- Set task: From the entries that follow, extract each line holding the string "description".

- Dataset:
** START **

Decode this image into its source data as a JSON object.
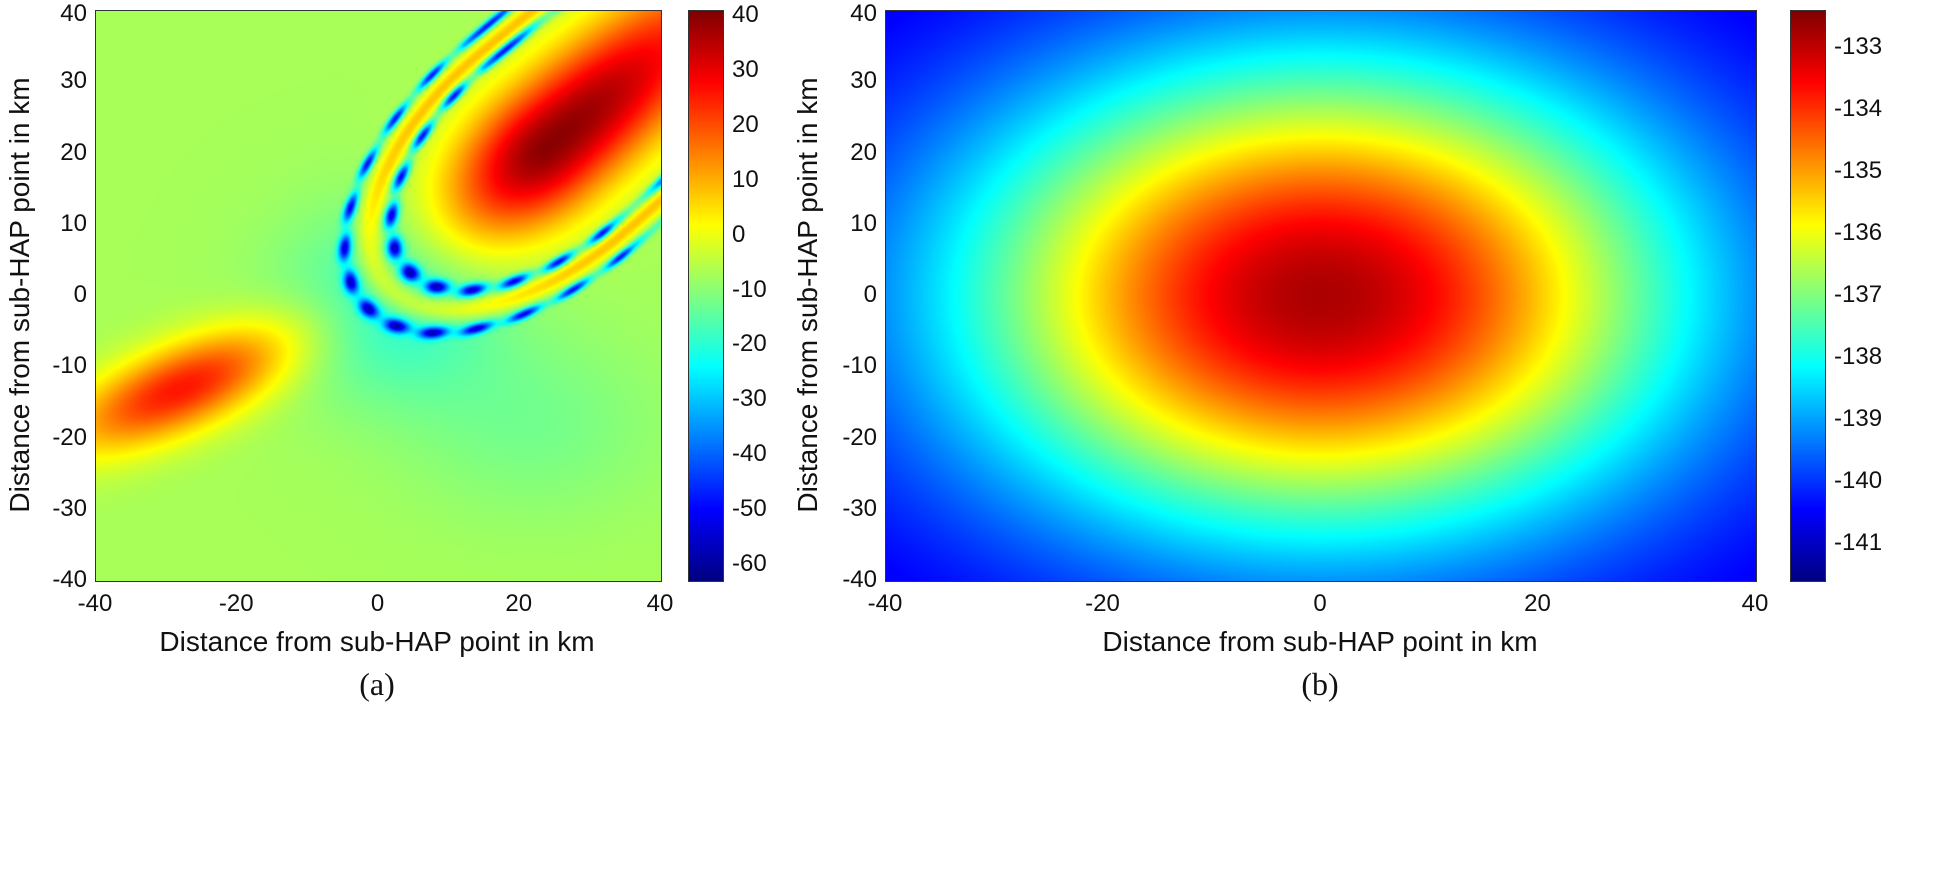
{
  "background_color": "#ffffff",
  "chart_data": [
    {
      "type": "heatmap",
      "panel": "a",
      "sublabel": "(a)",
      "title": "",
      "xlabel": "Distance from sub-HAP point in km",
      "ylabel": "Distance from sub-HAP point in km",
      "xlim": [
        -40,
        40
      ],
      "ylim": [
        -40,
        40
      ],
      "x_ticks": [
        -40,
        -20,
        0,
        20,
        40
      ],
      "y_ticks": [
        -40,
        -30,
        -20,
        -10,
        0,
        10,
        20,
        30,
        40
      ],
      "colormap": "jet",
      "color_domain": [
        -63,
        41
      ],
      "colorbar_ticks": [
        40,
        30,
        20,
        10,
        0,
        -10,
        -20,
        -30,
        -40,
        -50,
        -60
      ],
      "field": {
        "model": "lobe_pattern",
        "unit": "dB",
        "description": "Gain map: tilted main beam toward upper-right with deep dashed null rings, secondary beam toward lower-left, green background with teal dips",
        "background": -7,
        "background_dips": [
          {
            "center": [
              2,
              -1
            ],
            "sigma": [
              15,
              13
            ],
            "amplitude": -13
          },
          {
            "center": [
              22,
              -18
            ],
            "sigma": [
              18,
              13
            ],
            "amplitude": -5
          }
        ],
        "main_lobe": {
          "center": [
            24,
            21
          ],
          "angle_deg": 40,
          "amplitude": 47,
          "sigma_long_out": 26,
          "sigma_long_in": 12,
          "sigma_short": 6.5,
          "sidelobe": {
            "radius": 2.5,
            "width": 0.18,
            "amplitude": 13
          },
          "null_rings": [
            {
              "radius": 2.2,
              "width": 0.1,
              "depth": 42,
              "dash_freq": 22
            },
            {
              "radius": 2.85,
              "width": 0.09,
              "depth": 38,
              "dash_freq": 26
            }
          ]
        },
        "secondary_lobe": {
          "center": [
            -28,
            -13
          ],
          "angle_deg": 23,
          "amplitude": 33,
          "sigma_long": 12,
          "sigma_short": 4.2
        }
      }
    },
    {
      "type": "heatmap",
      "panel": "b",
      "sublabel": "(b)",
      "title": "",
      "xlabel": "Distance from sub-HAP point in km",
      "ylabel": "Distance from sub-HAP point in km",
      "xlim": [
        -40,
        40
      ],
      "ylim": [
        -40,
        40
      ],
      "x_ticks": [
        -40,
        -20,
        0,
        20,
        40
      ],
      "y_ticks": [
        -40,
        -30,
        -20,
        -10,
        0,
        10,
        20,
        30,
        40
      ],
      "colormap": "jet",
      "color_domain": [
        -141.6,
        -132.4
      ],
      "colorbar_ticks": [
        -133,
        -134,
        -135,
        -136,
        -137,
        -138,
        -139,
        -140,
        -141
      ],
      "field": {
        "model": "radial_gaussian",
        "unit": "dB",
        "description": "Radially symmetric received-power footprint centered on sub-HAP point: dark-red peak at center decaying through yellow and cyan rings to blue corners",
        "center": [
          0,
          0
        ],
        "peak": -132.8,
        "floor": -140.9,
        "sigma_km": 23
      }
    }
  ]
}
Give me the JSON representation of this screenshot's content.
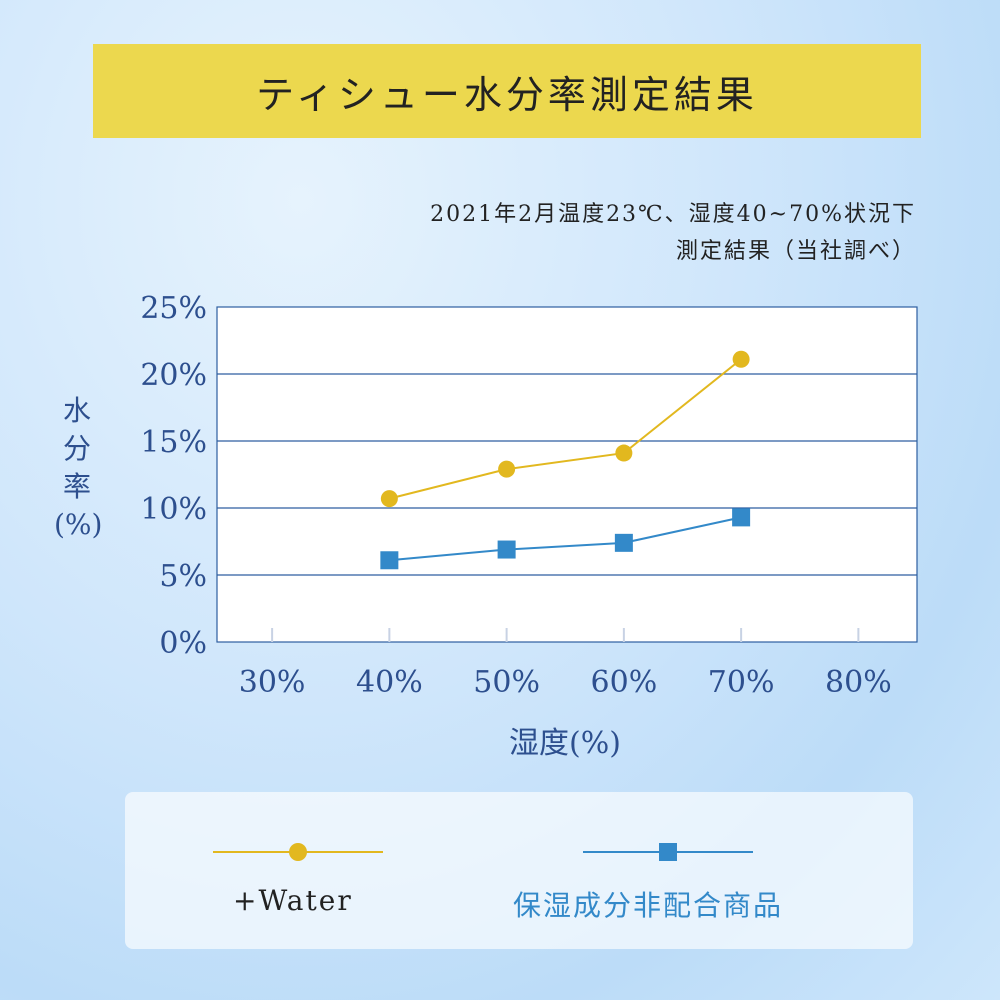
{
  "title": "ティシュー水分率測定結果",
  "subtitle_line1": "2021年2月温度23℃、湿度40~70%状況下",
  "subtitle_line2": "測定結果（当社調べ）",
  "chart_data": {
    "type": "line",
    "xlabel": "湿度(%)",
    "ylabel": "水分率(%)",
    "x_ticks": [
      "30%",
      "40%",
      "50%",
      "60%",
      "70%",
      "80%"
    ],
    "y_ticks": [
      "0%",
      "5%",
      "10%",
      "15%",
      "20%",
      "25%"
    ],
    "xlim": [
      25.3,
      85
    ],
    "ylim": [
      0,
      25
    ],
    "grid": "horizontal",
    "legend_position": "bottom",
    "x": [
      40,
      50,
      60,
      70
    ],
    "series": [
      {
        "name": "+Water",
        "values": [
          10.7,
          12.9,
          14.1,
          21.1
        ],
        "color": "#e2b81f",
        "marker": "circle"
      },
      {
        "name": "保湿成分非配合商品",
        "values": [
          6.1,
          6.9,
          7.4,
          9.3
        ],
        "color": "#3389c9",
        "marker": "square"
      }
    ]
  },
  "colors": {
    "banner": "#ecd84e",
    "axis_text": "#2d4f8e",
    "grid": "#2d5ea0"
  }
}
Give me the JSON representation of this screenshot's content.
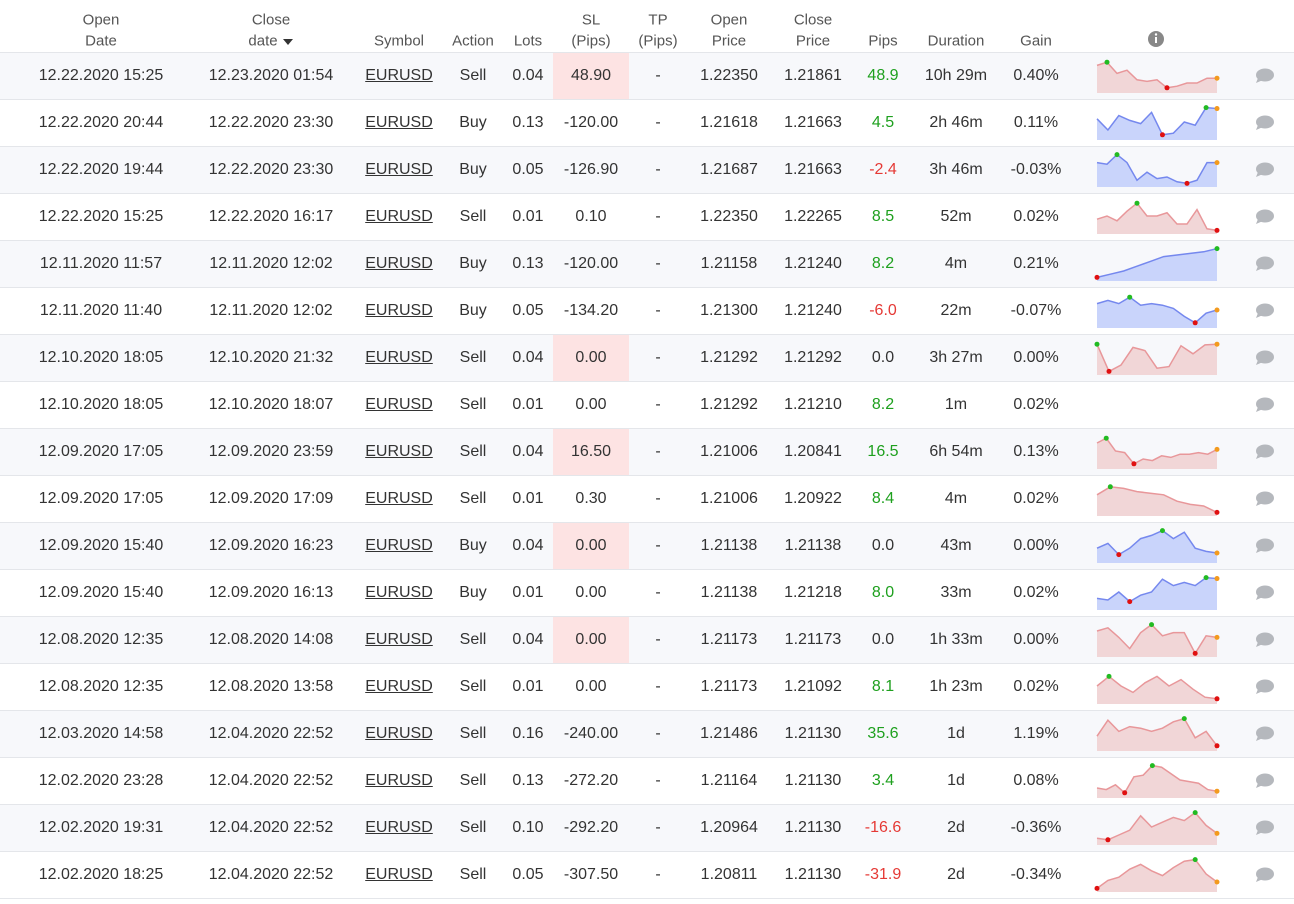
{
  "table": {
    "headers": [
      [
        "Open",
        "Date"
      ],
      [
        "Close",
        "date"
      ],
      [
        "Symbol"
      ],
      [
        "Action"
      ],
      [
        "Lots"
      ],
      [
        "SL",
        "(Pips)"
      ],
      [
        "TP",
        "(Pips)"
      ],
      [
        "Open",
        "Price"
      ],
      [
        "Close",
        "Price"
      ],
      [
        "Pips"
      ],
      [
        "Duration"
      ],
      [
        "Gain"
      ]
    ],
    "rows": [
      [
        "12.22.2020 15:25",
        "12.23.2020 01:54",
        "EURUSD",
        "Sell",
        "0.04",
        "48.90",
        "-",
        "1.22350",
        "1.21861",
        "48.9",
        "10h 29m",
        "0.40%"
      ],
      [
        "12.22.2020 20:44",
        "12.22.2020 23:30",
        "EURUSD",
        "Buy",
        "0.13",
        "-120.00",
        "-",
        "1.21618",
        "1.21663",
        "4.5",
        "2h 46m",
        "0.11%"
      ],
      [
        "12.22.2020 19:44",
        "12.22.2020 23:30",
        "EURUSD",
        "Buy",
        "0.05",
        "-126.90",
        "-",
        "1.21687",
        "1.21663",
        "-2.4",
        "3h 46m",
        "-0.03%"
      ],
      [
        "12.22.2020 15:25",
        "12.22.2020 16:17",
        "EURUSD",
        "Sell",
        "0.01",
        "0.10",
        "-",
        "1.22350",
        "1.22265",
        "8.5",
        "52m",
        "0.02%"
      ],
      [
        "12.11.2020 11:57",
        "12.11.2020 12:02",
        "EURUSD",
        "Buy",
        "0.13",
        "-120.00",
        "-",
        "1.21158",
        "1.21240",
        "8.2",
        "4m",
        "0.21%"
      ],
      [
        "12.11.2020 11:40",
        "12.11.2020 12:02",
        "EURUSD",
        "Buy",
        "0.05",
        "-134.20",
        "-",
        "1.21300",
        "1.21240",
        "-6.0",
        "22m",
        "-0.07%"
      ],
      [
        "12.10.2020 18:05",
        "12.10.2020 21:32",
        "EURUSD",
        "Sell",
        "0.04",
        "0.00",
        "-",
        "1.21292",
        "1.21292",
        "0.0",
        "3h 27m",
        "0.00%"
      ],
      [
        "12.10.2020 18:05",
        "12.10.2020 18:07",
        "EURUSD",
        "Sell",
        "0.01",
        "0.00",
        "-",
        "1.21292",
        "1.21210",
        "8.2",
        "1m",
        "0.02%"
      ],
      [
        "12.09.2020 17:05",
        "12.09.2020 23:59",
        "EURUSD",
        "Sell",
        "0.04",
        "16.50",
        "-",
        "1.21006",
        "1.20841",
        "16.5",
        "6h 54m",
        "0.13%"
      ],
      [
        "12.09.2020 17:05",
        "12.09.2020 17:09",
        "EURUSD",
        "Sell",
        "0.01",
        "0.30",
        "-",
        "1.21006",
        "1.20922",
        "8.4",
        "4m",
        "0.02%"
      ],
      [
        "12.09.2020 15:40",
        "12.09.2020 16:23",
        "EURUSD",
        "Buy",
        "0.04",
        "0.00",
        "-",
        "1.21138",
        "1.21138",
        "0.0",
        "43m",
        "0.00%"
      ],
      [
        "12.09.2020 15:40",
        "12.09.2020 16:13",
        "EURUSD",
        "Buy",
        "0.01",
        "0.00",
        "-",
        "1.21138",
        "1.21218",
        "8.0",
        "33m",
        "0.02%"
      ],
      [
        "12.08.2020 12:35",
        "12.08.2020 14:08",
        "EURUSD",
        "Sell",
        "0.04",
        "0.00",
        "-",
        "1.21173",
        "1.21173",
        "0.0",
        "1h 33m",
        "0.00%"
      ],
      [
        "12.08.2020 12:35",
        "12.08.2020 13:58",
        "EURUSD",
        "Sell",
        "0.01",
        "0.00",
        "-",
        "1.21173",
        "1.21092",
        "8.1",
        "1h 23m",
        "0.02%"
      ],
      [
        "12.03.2020 14:58",
        "12.04.2020 22:52",
        "EURUSD",
        "Sell",
        "0.16",
        "-240.00",
        "-",
        "1.21486",
        "1.21130",
        "35.6",
        "1d",
        "1.19%"
      ],
      [
        "12.02.2020 23:28",
        "12.04.2020 22:52",
        "EURUSD",
        "Sell",
        "0.13",
        "-272.20",
        "-",
        "1.21164",
        "1.21130",
        "3.4",
        "1d",
        "0.08%"
      ],
      [
        "12.02.2020 19:31",
        "12.04.2020 22:52",
        "EURUSD",
        "Sell",
        "0.10",
        "-292.20",
        "-",
        "1.20964",
        "1.21130",
        "-16.6",
        "2d",
        "-0.36%"
      ],
      [
        "12.02.2020 18:25",
        "12.04.2020 22:52",
        "EURUSD",
        "Sell",
        "0.05",
        "-307.50",
        "-",
        "1.20811",
        "1.21130",
        "-31.9",
        "2d",
        "-0.34%"
      ]
    ],
    "sl_highlight": [
      true,
      false,
      false,
      false,
      false,
      false,
      true,
      false,
      true,
      false,
      true,
      false,
      true,
      false,
      false,
      false,
      false,
      false
    ]
  }
}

** END **

- Result:
        "description": "Gain map: tilted main beam toward upper-right with deep dashed null rings, secondary beam toward lower-left, green background with teal dips",
        "description": "Radially symmetric received-power footprint centered on sub-HAP point: dark-red peak at center decaying through yellow and cyan rings to blue corners",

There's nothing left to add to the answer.